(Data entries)
********

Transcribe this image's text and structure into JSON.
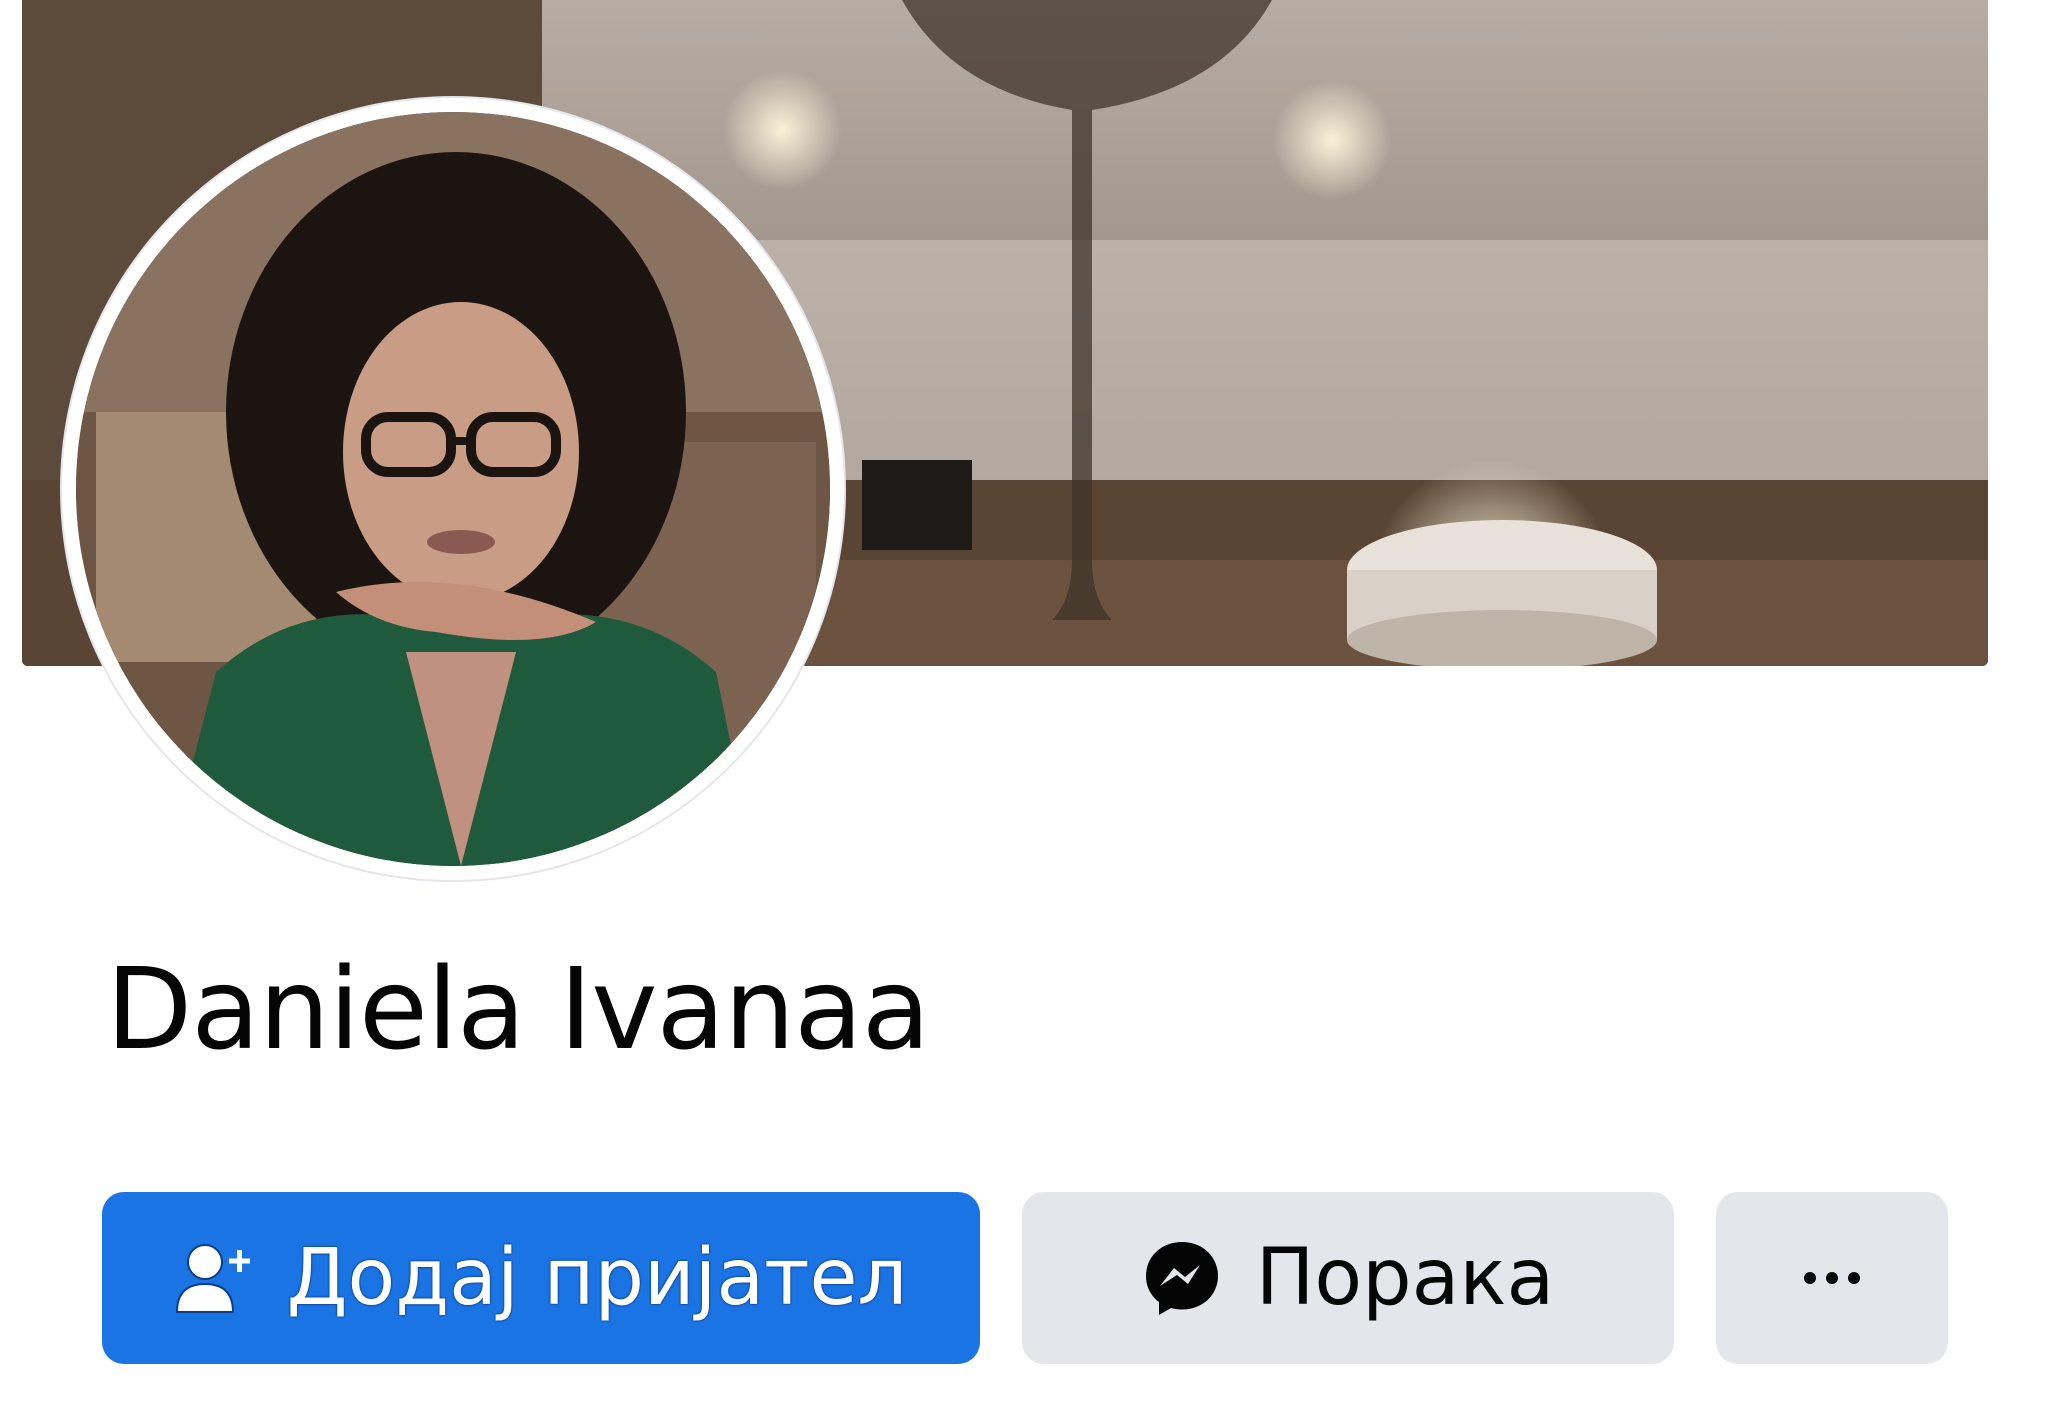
{
  "profile": {
    "name": "Daniela Ivanaa"
  },
  "actions": {
    "add_friend_label": "Додај пријател",
    "message_label": "Порака"
  },
  "icons": {
    "add_friend": "add-friend-icon",
    "messenger": "messenger-icon",
    "more": "more-options-icon"
  },
  "colors": {
    "primary": "#1b74e4",
    "secondary_button": "#e4e6eb",
    "text": "#050505",
    "background": "#ffffff"
  }
}
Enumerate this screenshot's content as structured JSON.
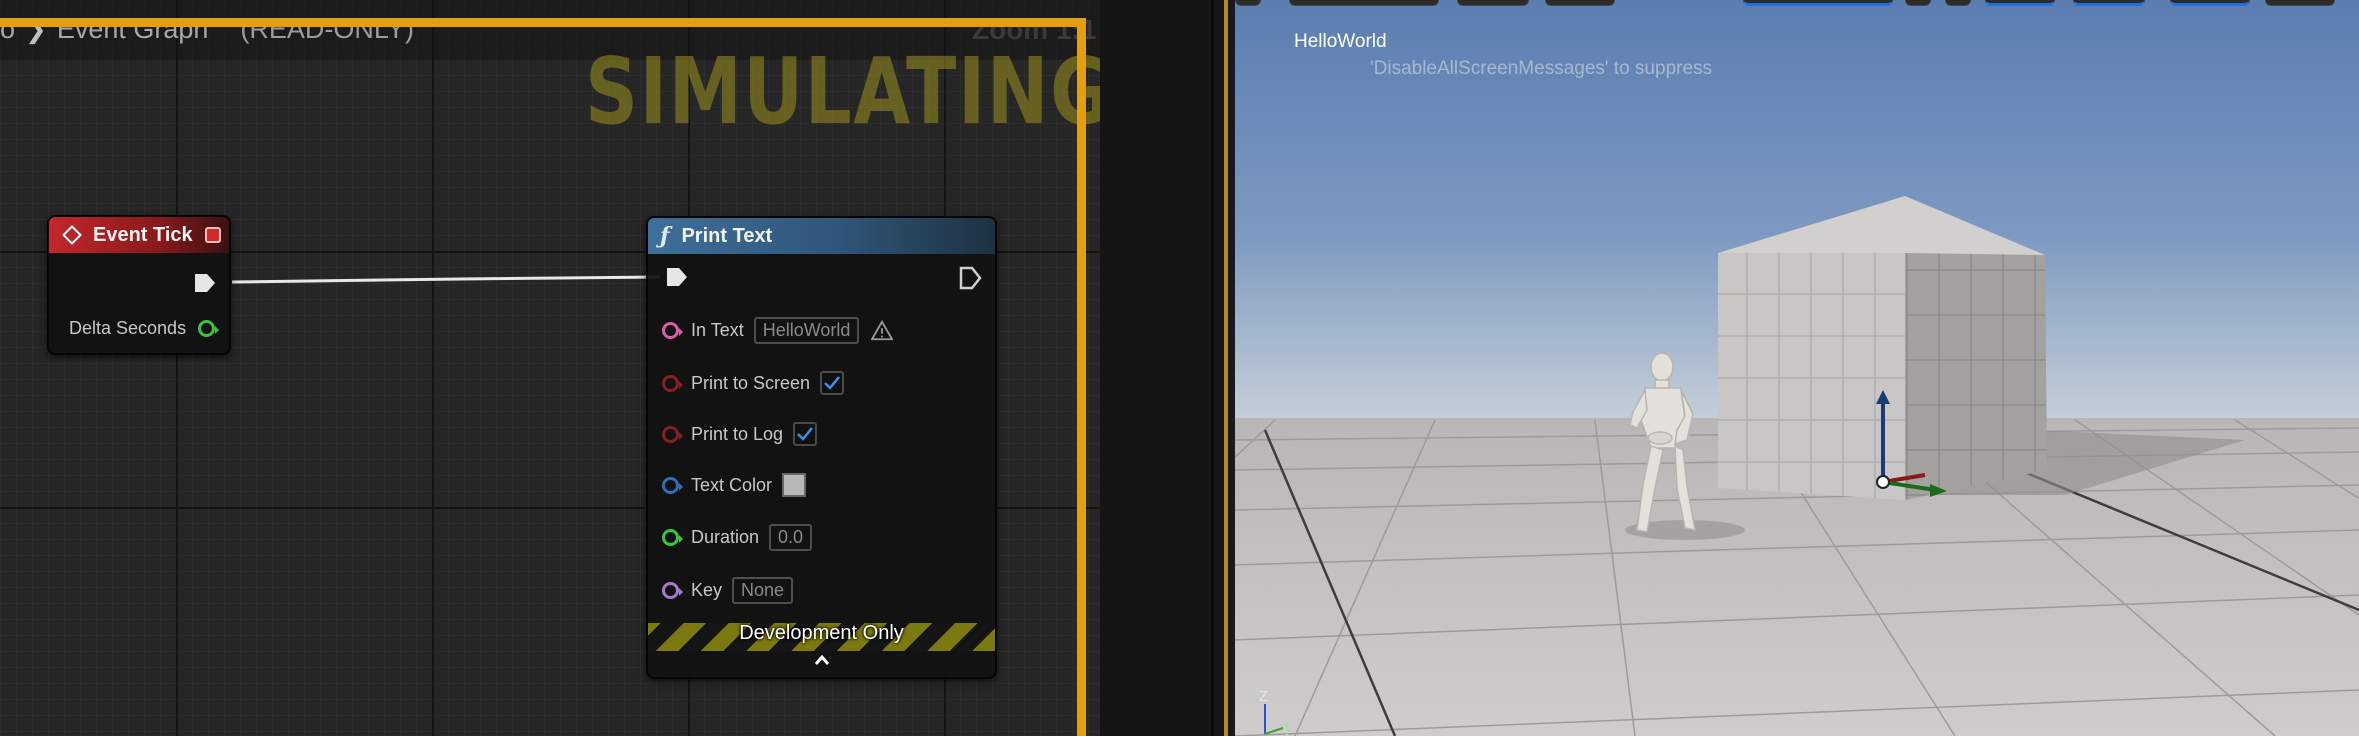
{
  "graph": {
    "breadcrumb": {
      "partial": "o",
      "title": "Event Graph",
      "mode": "(READ-ONLY)"
    },
    "zoom": "Zoom 1:1",
    "watermark": "SIMULATING"
  },
  "nodes": {
    "event_tick": {
      "title": "Event Tick",
      "pins": {
        "delta_seconds": "Delta Seconds"
      }
    },
    "print_text": {
      "title": "Print Text",
      "pins": {
        "in_text": {
          "label": "In Text",
          "value": "HelloWorld"
        },
        "print_to_screen": {
          "label": "Print to Screen",
          "checked": true
        },
        "print_to_log": {
          "label": "Print to Log",
          "checked": true
        },
        "text_color": {
          "label": "Text Color",
          "color": "#b8b8b8"
        },
        "duration": {
          "label": "Duration",
          "value": "0.0"
        },
        "key": {
          "label": "Key",
          "value": "None"
        }
      },
      "footer": "Development Only"
    }
  },
  "viewport": {
    "messages": {
      "hello": "HelloWorld",
      "suppress": "'DisableAllScreenMessages' to suppress"
    },
    "axis": {
      "z": "Z",
      "y": "y"
    }
  },
  "colors": {
    "simulating_border": "#e2a00e",
    "event_header": "#c3272a",
    "function_header": "#3f6f9c",
    "sky_top": "#5c7eb2",
    "sky_horizon": "#b9c6d3"
  }
}
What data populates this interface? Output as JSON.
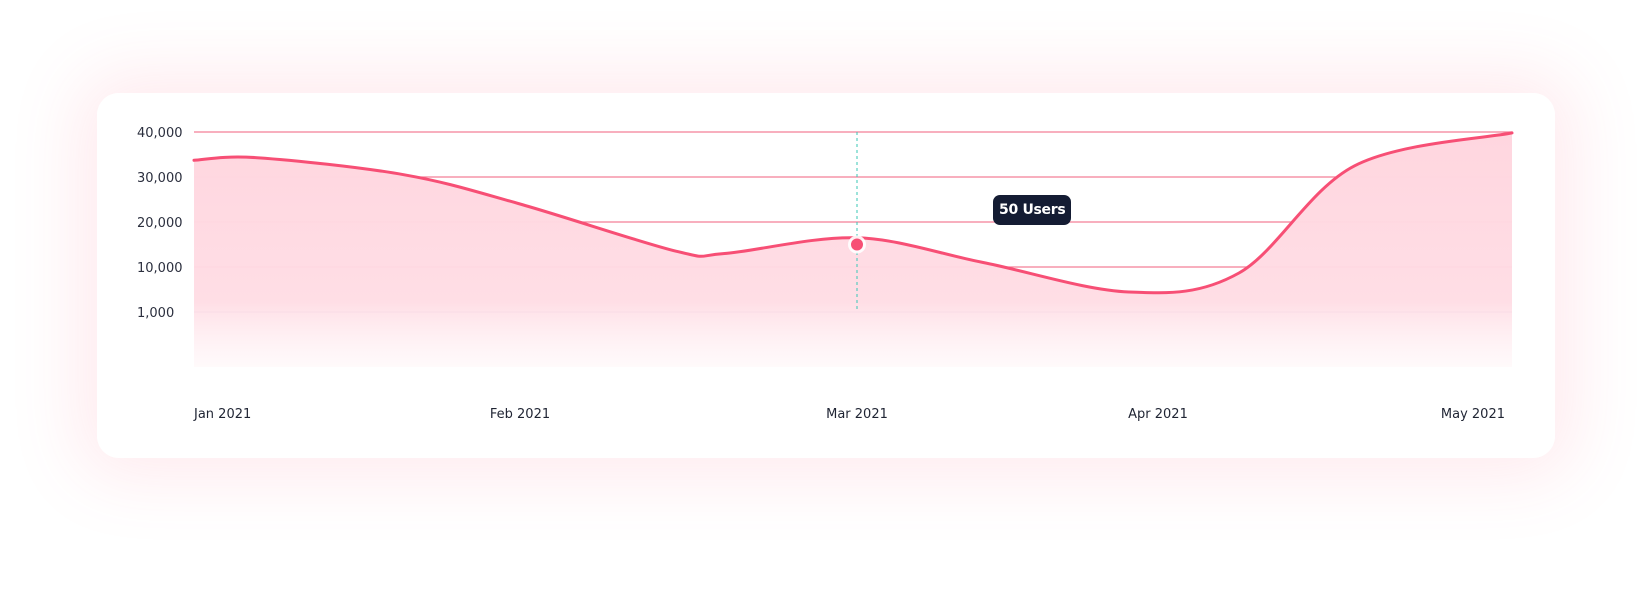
{
  "colors": {
    "line": "#f74f75",
    "area": "#ffd6df",
    "grid": "#f47f98",
    "baseline": "#e3dbf2",
    "crosshair": "#39c7b6",
    "tooltip_bg": "#141c33",
    "text": "#1f2433"
  },
  "chart_data": {
    "type": "area",
    "title": "",
    "xlabel": "",
    "ylabel": "",
    "x_ticks": [
      "Jan 2021",
      "Feb 2021",
      "Mar 2021",
      "Apr 2021",
      "May 2021"
    ],
    "y_ticks": [
      "40,000",
      "30,000",
      "20,000",
      "10,000",
      "1,000"
    ],
    "y_tick_values": [
      40000,
      30000,
      20000,
      10000,
      1000
    ],
    "ylim": [
      1000,
      40000
    ],
    "grid": true,
    "series": [
      {
        "x": [
          "2021-01-01",
          "2021-01-07",
          "2021-01-21",
          "2021-02-01",
          "2021-02-14",
          "2021-02-18",
          "2021-03-01",
          "2021-03-14",
          "2021-03-29",
          "2021-04-08",
          "2021-04-18",
          "2021-05-01"
        ],
        "values": [
          33700,
          34300,
          30500,
          24000,
          13500,
          13000,
          16500,
          11000,
          5000,
          8800,
          32500,
          39800
        ]
      }
    ],
    "highlight": {
      "x": "2021-03-01",
      "value": 15000,
      "tooltip": "50 Users"
    }
  }
}
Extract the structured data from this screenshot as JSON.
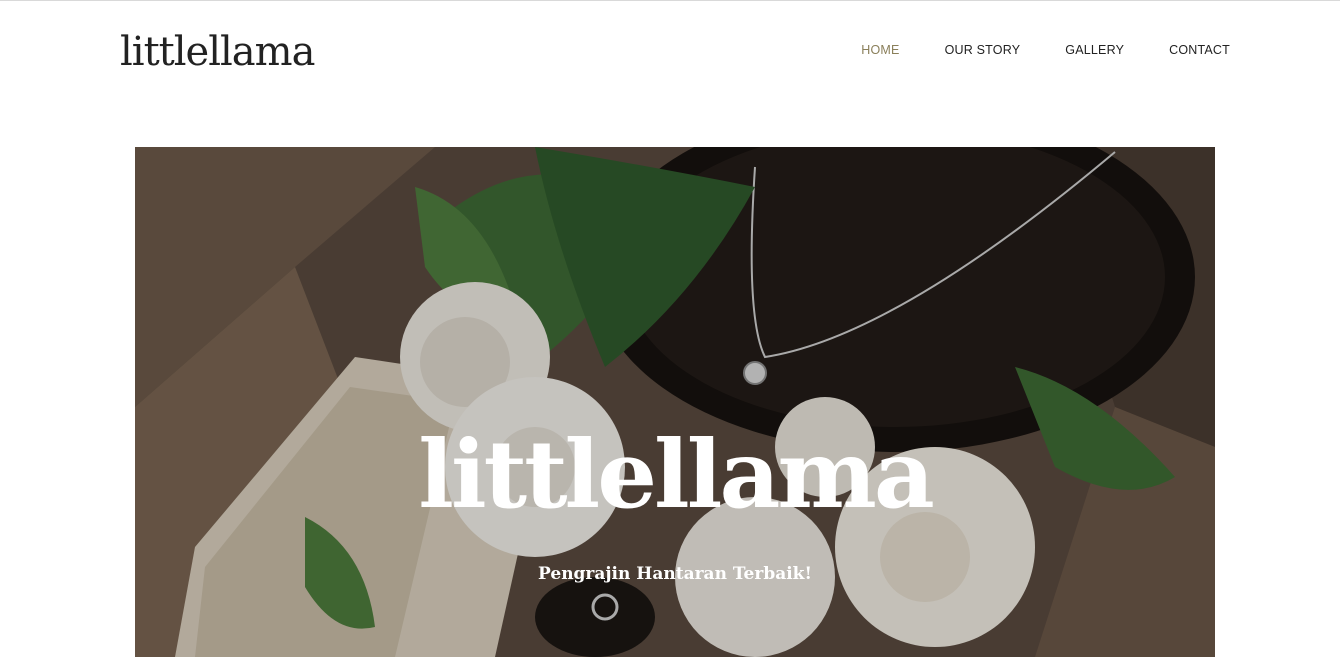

********

__WHAT NEEDS TO BE DONE__: Only lines holding the string "title" are wanted; gather each one from the entries above.

__RESULT__:
      "title": "Event Graph",
      "title": "Event Tick",
      "title": "Print Text",
    "title": "",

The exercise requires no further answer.